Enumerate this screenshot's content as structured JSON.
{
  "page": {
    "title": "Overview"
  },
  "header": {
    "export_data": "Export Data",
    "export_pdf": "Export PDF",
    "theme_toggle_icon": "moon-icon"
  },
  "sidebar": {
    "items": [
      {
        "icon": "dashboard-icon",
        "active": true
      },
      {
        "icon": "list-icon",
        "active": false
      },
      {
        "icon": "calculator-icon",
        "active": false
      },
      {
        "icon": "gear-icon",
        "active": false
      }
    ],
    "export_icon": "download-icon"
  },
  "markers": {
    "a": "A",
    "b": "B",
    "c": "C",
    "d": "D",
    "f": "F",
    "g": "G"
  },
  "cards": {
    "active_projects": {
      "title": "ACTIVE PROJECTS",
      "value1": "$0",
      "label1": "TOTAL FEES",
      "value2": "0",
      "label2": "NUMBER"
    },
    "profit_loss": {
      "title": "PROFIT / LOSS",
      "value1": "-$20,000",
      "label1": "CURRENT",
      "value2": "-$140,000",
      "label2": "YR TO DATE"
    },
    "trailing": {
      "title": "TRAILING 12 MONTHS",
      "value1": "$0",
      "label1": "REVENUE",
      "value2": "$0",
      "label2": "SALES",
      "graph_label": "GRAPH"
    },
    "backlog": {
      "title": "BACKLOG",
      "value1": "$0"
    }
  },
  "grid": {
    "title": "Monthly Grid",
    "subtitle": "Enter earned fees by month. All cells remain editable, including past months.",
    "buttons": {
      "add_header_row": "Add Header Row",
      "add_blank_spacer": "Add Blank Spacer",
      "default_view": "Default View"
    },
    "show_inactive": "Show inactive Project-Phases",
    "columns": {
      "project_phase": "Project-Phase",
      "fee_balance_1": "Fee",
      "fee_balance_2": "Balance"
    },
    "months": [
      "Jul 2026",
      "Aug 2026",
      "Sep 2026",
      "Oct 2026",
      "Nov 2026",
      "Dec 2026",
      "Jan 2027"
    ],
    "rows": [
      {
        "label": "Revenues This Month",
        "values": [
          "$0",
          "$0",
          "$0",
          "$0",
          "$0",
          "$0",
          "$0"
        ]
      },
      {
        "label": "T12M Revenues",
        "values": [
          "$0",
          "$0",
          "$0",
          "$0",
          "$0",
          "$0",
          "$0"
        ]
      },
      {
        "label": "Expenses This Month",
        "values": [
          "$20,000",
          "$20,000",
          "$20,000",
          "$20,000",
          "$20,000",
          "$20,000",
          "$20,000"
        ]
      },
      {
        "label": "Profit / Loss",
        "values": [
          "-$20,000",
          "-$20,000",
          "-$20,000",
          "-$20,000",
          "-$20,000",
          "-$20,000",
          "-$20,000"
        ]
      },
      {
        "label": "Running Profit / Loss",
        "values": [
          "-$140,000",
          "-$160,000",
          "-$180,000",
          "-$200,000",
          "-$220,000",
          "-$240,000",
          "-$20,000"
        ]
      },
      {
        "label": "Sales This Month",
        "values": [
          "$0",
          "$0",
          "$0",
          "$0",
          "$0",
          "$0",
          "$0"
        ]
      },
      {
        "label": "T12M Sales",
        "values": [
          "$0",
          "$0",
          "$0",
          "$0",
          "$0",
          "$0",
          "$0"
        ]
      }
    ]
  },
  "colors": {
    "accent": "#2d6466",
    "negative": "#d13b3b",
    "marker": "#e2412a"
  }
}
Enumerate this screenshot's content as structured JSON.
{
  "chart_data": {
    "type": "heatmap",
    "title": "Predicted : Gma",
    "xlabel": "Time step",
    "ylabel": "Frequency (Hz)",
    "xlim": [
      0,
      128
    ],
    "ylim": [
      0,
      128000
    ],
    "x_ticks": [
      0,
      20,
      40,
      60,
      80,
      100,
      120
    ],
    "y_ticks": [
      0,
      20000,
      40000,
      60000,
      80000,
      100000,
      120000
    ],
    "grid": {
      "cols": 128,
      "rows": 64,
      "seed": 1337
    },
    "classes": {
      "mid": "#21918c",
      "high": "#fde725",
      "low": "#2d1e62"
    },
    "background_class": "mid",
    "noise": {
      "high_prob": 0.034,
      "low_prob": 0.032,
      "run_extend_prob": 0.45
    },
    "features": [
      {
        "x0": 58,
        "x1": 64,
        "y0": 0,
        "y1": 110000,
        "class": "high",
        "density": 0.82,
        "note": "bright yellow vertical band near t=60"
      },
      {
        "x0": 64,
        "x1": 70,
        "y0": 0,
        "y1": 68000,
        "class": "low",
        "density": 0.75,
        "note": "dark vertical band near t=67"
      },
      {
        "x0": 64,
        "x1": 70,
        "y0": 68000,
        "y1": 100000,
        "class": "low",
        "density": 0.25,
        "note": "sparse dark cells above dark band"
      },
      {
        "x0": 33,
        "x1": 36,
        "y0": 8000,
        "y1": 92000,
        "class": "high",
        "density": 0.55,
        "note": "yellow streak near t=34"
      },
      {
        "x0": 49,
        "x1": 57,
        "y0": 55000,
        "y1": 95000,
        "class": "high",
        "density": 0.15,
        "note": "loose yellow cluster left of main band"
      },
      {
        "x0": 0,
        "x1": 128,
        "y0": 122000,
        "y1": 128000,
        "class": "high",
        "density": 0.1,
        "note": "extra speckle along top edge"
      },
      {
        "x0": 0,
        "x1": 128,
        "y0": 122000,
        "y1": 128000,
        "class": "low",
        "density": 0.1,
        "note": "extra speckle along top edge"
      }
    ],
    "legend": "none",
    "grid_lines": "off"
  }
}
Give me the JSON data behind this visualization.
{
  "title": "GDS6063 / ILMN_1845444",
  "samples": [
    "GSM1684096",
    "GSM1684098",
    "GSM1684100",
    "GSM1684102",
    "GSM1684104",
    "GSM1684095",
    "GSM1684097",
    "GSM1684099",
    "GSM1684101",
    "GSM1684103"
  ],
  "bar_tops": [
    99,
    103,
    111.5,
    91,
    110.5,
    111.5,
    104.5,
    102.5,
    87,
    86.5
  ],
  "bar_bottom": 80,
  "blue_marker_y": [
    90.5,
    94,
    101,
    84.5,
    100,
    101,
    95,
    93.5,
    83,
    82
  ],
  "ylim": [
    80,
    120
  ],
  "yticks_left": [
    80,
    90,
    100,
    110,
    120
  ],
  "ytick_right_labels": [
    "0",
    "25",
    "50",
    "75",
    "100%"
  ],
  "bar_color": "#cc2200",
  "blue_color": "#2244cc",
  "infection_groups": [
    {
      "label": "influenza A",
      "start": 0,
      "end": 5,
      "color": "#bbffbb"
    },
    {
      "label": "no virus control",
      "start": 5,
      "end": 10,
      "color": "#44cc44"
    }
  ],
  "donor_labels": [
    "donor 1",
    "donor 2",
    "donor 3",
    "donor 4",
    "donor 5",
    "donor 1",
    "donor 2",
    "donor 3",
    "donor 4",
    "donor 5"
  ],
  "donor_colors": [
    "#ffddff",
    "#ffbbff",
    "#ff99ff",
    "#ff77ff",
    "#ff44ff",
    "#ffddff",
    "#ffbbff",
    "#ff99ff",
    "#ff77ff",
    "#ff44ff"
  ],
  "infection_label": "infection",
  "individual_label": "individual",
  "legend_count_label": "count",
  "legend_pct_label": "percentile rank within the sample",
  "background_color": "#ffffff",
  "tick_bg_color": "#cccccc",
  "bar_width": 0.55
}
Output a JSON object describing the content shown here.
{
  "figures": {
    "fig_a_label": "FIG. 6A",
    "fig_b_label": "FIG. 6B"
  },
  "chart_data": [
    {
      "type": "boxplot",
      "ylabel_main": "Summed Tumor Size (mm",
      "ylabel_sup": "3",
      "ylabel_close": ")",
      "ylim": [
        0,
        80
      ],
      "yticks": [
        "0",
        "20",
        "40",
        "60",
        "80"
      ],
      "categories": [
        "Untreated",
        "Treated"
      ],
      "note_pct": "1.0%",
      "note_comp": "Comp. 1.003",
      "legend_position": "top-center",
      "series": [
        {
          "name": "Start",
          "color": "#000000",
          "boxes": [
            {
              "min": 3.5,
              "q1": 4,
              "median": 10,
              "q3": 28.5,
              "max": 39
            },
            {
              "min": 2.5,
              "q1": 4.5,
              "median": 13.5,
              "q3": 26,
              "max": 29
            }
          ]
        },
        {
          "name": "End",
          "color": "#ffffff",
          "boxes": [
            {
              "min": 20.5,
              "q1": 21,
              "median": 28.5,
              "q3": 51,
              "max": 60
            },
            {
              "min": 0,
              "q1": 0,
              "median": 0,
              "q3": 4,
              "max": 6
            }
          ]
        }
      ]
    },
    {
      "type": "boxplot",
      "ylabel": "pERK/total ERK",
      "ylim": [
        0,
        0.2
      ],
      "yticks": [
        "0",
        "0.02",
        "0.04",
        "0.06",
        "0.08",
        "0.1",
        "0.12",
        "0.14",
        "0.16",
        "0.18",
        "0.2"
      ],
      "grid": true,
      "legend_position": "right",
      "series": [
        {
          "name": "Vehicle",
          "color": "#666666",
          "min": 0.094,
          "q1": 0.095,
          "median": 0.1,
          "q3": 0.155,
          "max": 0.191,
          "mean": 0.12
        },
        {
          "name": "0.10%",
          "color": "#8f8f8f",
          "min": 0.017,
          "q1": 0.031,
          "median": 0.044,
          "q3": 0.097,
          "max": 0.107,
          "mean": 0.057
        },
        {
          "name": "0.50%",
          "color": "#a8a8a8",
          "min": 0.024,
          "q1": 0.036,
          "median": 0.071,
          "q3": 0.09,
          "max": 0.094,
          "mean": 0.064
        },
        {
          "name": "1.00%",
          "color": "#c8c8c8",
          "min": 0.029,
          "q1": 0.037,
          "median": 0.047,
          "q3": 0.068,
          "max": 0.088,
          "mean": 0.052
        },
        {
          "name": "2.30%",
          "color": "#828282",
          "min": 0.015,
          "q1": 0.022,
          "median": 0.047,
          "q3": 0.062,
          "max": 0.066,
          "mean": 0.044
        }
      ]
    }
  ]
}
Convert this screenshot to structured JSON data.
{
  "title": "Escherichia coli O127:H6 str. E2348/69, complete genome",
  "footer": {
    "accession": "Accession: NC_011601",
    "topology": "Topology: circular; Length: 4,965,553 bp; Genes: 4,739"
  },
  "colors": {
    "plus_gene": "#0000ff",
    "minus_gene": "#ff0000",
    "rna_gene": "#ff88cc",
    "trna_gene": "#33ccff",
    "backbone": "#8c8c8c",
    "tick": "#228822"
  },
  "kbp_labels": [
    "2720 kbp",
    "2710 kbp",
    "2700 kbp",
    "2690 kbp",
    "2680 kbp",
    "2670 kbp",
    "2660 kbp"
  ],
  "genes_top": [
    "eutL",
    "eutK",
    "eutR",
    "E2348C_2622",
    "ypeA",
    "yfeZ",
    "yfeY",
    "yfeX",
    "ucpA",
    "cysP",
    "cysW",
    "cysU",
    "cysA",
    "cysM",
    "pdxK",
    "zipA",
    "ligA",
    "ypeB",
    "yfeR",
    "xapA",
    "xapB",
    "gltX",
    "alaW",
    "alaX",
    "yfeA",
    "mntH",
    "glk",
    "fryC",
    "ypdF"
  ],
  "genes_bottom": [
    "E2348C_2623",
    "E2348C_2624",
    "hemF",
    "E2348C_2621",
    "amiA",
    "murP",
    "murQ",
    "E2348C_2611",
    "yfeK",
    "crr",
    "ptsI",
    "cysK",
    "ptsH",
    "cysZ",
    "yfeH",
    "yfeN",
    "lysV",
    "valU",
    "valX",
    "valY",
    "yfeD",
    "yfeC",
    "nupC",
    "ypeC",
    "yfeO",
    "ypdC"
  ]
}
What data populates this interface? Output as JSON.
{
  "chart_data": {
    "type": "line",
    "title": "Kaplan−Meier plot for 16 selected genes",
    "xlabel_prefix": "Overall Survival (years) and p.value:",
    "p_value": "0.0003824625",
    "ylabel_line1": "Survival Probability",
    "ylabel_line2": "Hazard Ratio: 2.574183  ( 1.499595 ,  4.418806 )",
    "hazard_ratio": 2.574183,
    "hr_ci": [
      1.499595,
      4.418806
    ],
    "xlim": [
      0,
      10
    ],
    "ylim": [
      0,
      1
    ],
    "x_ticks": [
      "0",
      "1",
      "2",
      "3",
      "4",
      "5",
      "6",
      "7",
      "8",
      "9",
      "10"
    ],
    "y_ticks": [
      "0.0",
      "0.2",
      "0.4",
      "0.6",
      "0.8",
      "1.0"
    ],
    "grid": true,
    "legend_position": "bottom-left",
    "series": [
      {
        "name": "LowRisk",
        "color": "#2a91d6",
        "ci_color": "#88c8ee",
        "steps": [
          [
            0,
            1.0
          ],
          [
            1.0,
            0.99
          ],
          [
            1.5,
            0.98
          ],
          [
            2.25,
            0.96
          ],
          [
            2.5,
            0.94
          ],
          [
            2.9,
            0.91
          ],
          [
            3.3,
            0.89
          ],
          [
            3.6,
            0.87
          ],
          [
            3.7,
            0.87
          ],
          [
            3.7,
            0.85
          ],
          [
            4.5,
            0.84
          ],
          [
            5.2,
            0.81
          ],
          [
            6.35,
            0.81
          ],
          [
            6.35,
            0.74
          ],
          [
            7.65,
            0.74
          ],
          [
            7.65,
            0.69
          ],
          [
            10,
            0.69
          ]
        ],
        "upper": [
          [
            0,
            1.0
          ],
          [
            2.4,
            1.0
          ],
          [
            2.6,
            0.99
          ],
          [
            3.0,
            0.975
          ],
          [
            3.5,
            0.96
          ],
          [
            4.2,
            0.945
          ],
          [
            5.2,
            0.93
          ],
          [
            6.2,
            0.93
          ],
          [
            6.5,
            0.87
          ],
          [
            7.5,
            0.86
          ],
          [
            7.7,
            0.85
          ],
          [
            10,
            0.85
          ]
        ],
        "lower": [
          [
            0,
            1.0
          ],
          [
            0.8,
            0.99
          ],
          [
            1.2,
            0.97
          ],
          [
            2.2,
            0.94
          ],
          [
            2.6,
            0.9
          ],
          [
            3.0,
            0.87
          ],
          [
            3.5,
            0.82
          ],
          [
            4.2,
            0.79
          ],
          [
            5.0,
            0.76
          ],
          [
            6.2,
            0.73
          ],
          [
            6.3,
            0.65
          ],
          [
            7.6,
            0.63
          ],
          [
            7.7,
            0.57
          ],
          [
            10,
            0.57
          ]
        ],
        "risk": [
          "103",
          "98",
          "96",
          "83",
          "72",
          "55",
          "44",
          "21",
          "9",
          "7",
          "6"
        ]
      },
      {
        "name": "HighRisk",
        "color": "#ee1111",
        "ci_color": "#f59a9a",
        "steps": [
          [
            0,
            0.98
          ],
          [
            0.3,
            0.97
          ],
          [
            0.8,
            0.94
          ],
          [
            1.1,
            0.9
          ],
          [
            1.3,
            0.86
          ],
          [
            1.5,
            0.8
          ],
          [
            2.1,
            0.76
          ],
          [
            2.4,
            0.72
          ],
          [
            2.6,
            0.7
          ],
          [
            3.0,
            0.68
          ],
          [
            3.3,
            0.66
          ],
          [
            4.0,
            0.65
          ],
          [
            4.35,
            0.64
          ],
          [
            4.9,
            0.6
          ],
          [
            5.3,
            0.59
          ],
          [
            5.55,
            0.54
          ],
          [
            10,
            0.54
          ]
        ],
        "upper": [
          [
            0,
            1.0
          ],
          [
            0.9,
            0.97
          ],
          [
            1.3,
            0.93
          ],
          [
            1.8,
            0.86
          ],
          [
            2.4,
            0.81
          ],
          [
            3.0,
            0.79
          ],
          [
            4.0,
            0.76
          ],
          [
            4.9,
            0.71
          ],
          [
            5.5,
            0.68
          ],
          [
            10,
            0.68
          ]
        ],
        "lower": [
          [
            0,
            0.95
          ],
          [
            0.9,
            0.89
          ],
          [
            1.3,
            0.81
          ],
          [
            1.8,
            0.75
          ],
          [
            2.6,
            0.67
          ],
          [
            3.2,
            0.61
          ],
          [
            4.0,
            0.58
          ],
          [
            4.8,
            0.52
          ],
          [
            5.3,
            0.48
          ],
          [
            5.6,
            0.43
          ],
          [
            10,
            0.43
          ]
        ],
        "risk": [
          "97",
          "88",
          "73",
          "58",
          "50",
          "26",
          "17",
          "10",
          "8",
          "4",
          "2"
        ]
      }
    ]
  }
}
──────────
- [Exercise goal]:
In the data shown above, how many lines hold the string "near"? The answer is the number alone.

- [The answer]:
3